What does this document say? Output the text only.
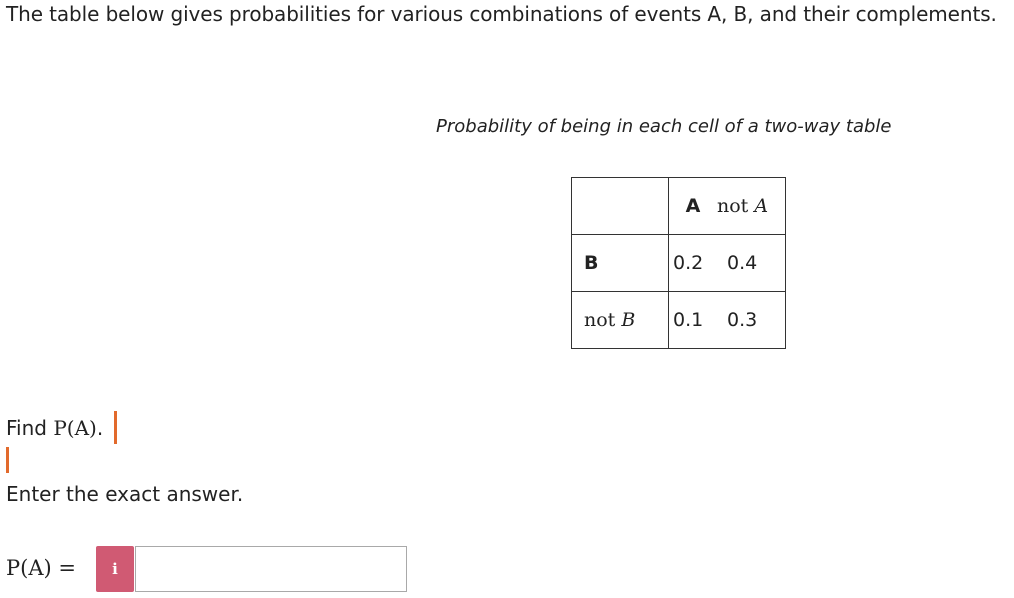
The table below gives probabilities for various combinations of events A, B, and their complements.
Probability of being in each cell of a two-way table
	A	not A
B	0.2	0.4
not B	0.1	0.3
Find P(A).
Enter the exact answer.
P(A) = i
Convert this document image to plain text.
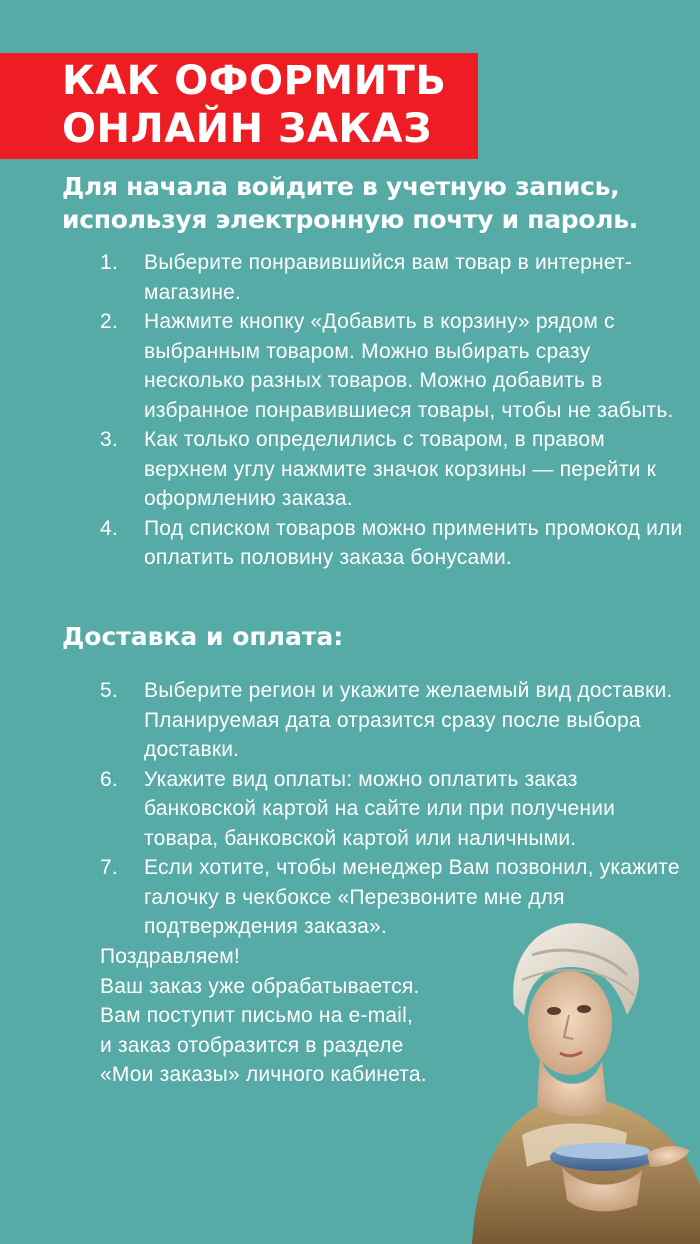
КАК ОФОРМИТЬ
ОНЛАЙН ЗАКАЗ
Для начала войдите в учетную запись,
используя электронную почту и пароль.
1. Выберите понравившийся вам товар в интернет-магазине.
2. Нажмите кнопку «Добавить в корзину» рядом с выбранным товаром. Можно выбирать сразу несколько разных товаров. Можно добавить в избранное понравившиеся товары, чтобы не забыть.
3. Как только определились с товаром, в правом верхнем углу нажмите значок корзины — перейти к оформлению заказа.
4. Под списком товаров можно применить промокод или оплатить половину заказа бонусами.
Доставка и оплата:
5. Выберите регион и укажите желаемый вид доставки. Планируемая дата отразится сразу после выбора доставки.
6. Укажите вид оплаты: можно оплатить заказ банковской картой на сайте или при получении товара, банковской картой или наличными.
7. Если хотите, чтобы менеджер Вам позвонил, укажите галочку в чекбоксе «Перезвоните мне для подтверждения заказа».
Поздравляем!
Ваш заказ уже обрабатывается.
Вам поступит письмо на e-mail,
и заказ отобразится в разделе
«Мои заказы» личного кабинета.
● ● ● ● ●
**GIVEN REQUEST**
Give the number of lines above that hold the word "Выберите", and nothing more.

**WRITTEN SOLUTION**
2